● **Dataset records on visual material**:
****

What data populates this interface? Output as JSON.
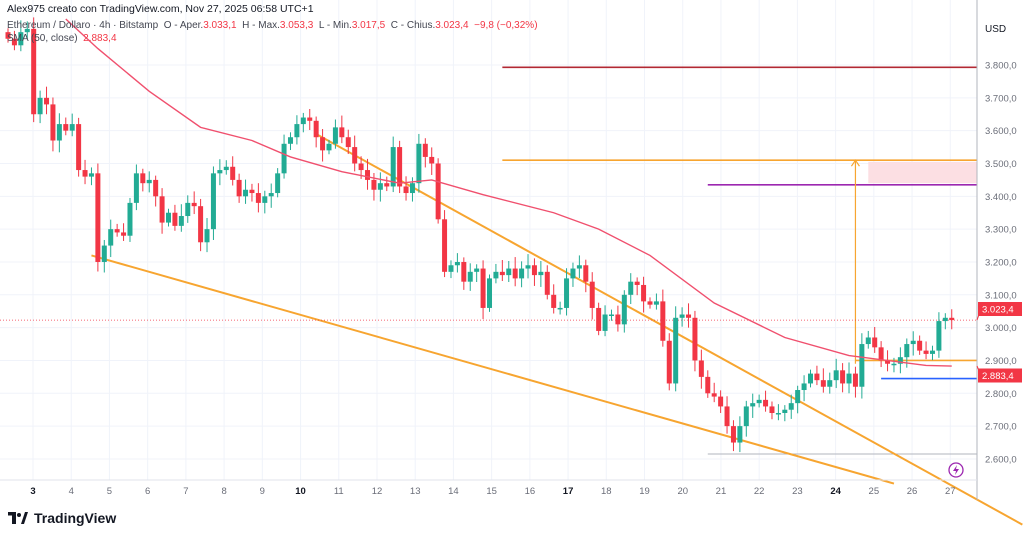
{
  "header": {
    "credit": "Alex975 creato con TradingView.com, Nov 27, 2025 06:58 UTC+1",
    "symbol": "Ethereum / Dollaro · 4h · Bitstamp",
    "open_label": "O - Aper.",
    "open": "3.033,1",
    "high_label": "H - Max.",
    "high": "3.053,3",
    "low_label": "L - Min.",
    "low": "3.017,5",
    "close_label": "C - Chius.",
    "close": "3.023,4",
    "change": "−9,8 (−0,32%)",
    "indicator": "SMA (50, close)",
    "indicator_value": "2.883,4"
  },
  "logo": "TradingView",
  "colors": {
    "up": "#22ab94",
    "down": "#f23645",
    "sma": "#f0506e",
    "trend": "#f7a530",
    "grid": "#f0f3fa"
  },
  "chart_data": {
    "type": "candlestick",
    "currency": "USD",
    "interval": "4h",
    "ylim": [
      2530,
      3950
    ],
    "y_ticks": [
      3800,
      3700,
      3600,
      3500,
      3400,
      3300,
      3200,
      3100,
      3000,
      2900,
      2800,
      2700,
      2600
    ],
    "y_tick_labels": [
      "3.800,0",
      "3.700,0",
      "3.600,0",
      "3.500,0",
      "3.400,0",
      "3.300,0",
      "3.200,0",
      "3.100,0",
      "3.000,0",
      "2.900,0",
      "2.800,0",
      "2.700,0",
      "2.600,0"
    ],
    "x_tick_labels": [
      "3",
      "4",
      "5",
      "6",
      "7",
      "8",
      "9",
      "10",
      "11",
      "12",
      "13",
      "14",
      "15",
      "16",
      "17",
      "18",
      "19",
      "20",
      "21",
      "22",
      "23",
      "24",
      "25",
      "26",
      "27"
    ],
    "x_bold_labels": [
      "3",
      "10",
      "17",
      "24"
    ],
    "closes": [
      3880,
      3860,
      3900,
      3910,
      3650,
      3700,
      3680,
      3570,
      3620,
      3600,
      3620,
      3480,
      3460,
      3470,
      3200,
      3250,
      3300,
      3290,
      3280,
      3380,
      3470,
      3440,
      3450,
      3400,
      3320,
      3350,
      3310,
      3340,
      3380,
      3370,
      3260,
      3300,
      3470,
      3480,
      3490,
      3450,
      3400,
      3420,
      3410,
      3380,
      3400,
      3410,
      3470,
      3560,
      3580,
      3620,
      3640,
      3630,
      3580,
      3540,
      3560,
      3610,
      3580,
      3550,
      3500,
      3480,
      3450,
      3420,
      3440,
      3430,
      3550,
      3430,
      3410,
      3440,
      3560,
      3520,
      3500,
      3330,
      3170,
      3190,
      3200,
      3140,
      3170,
      3180,
      3060,
      3150,
      3170,
      3160,
      3180,
      3150,
      3180,
      3190,
      3160,
      3170,
      3100,
      3060,
      3060,
      3150,
      3180,
      3190,
      3140,
      3060,
      2990,
      3040,
      3040,
      3010,
      3100,
      3140,
      3130,
      3080,
      3070,
      3080,
      2960,
      2830,
      3030,
      3040,
      3030,
      2900,
      2850,
      2800,
      2790,
      2760,
      2700,
      2650,
      2700,
      2760,
      2770,
      2780,
      2760,
      2740,
      2740,
      2750,
      2770,
      2810,
      2830,
      2860,
      2840,
      2820,
      2840,
      2870,
      2830,
      2860,
      2820,
      2950,
      2970,
      2940,
      2900,
      2890,
      2890,
      2910,
      2950,
      2960,
      2930,
      2920,
      2930,
      3020,
      3030,
      3023
    ],
    "sma_50": [
      [
        9,
        3940
      ],
      [
        14,
        3850
      ],
      [
        22,
        3720
      ],
      [
        30,
        3610
      ],
      [
        38,
        3570
      ],
      [
        44,
        3520
      ],
      [
        52,
        3475
      ],
      [
        61,
        3440
      ],
      [
        66,
        3450
      ],
      [
        74,
        3405
      ],
      [
        85,
        3350
      ],
      [
        92,
        3300
      ],
      [
        100,
        3220
      ],
      [
        110,
        3075
      ],
      [
        121,
        2970
      ],
      [
        131,
        2915
      ],
      [
        143,
        2885
      ],
      [
        147,
        2883
      ]
    ],
    "last_price_label": "3.023,4",
    "sma_price_label": "2.883,4",
    "trendlines": [
      {
        "from": [
          48,
          3590
        ],
        "to": [
          158,
          2400
        ]
      },
      {
        "from": [
          13,
          3220
        ],
        "to": [
          138,
          2525
        ]
      }
    ],
    "levels": [
      {
        "price": 3793,
        "from": 77,
        "color": "#b22833"
      },
      {
        "price": 3510,
        "from": 77,
        "color": "#f7a530"
      },
      {
        "price": 3435,
        "from": 109,
        "color": "#9c27b0"
      },
      {
        "price": 2900,
        "from": 132,
        "color": "#f7a530"
      },
      {
        "price": 2845,
        "from": 136,
        "color": "#2962ff"
      },
      {
        "price": 2615,
        "from": 109,
        "color": "#b2b5be"
      }
    ],
    "target_zone": {
      "from": 134,
      "top": 3505,
      "bottom": 3440
    },
    "projection_arrow": {
      "at": 132,
      "from": 2890,
      "to": 3510
    }
  }
}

****

● **Task details**:
Which lines of the data above contain "from"? Copy each one.

● **Output below**:
        "from": [
        "from": [
        "from": 77,
        "from": 77,
        "from": 109,
        "from": 132,
        "from": 136,
        "from": 109,
      "from": 134,
      "from": 2890,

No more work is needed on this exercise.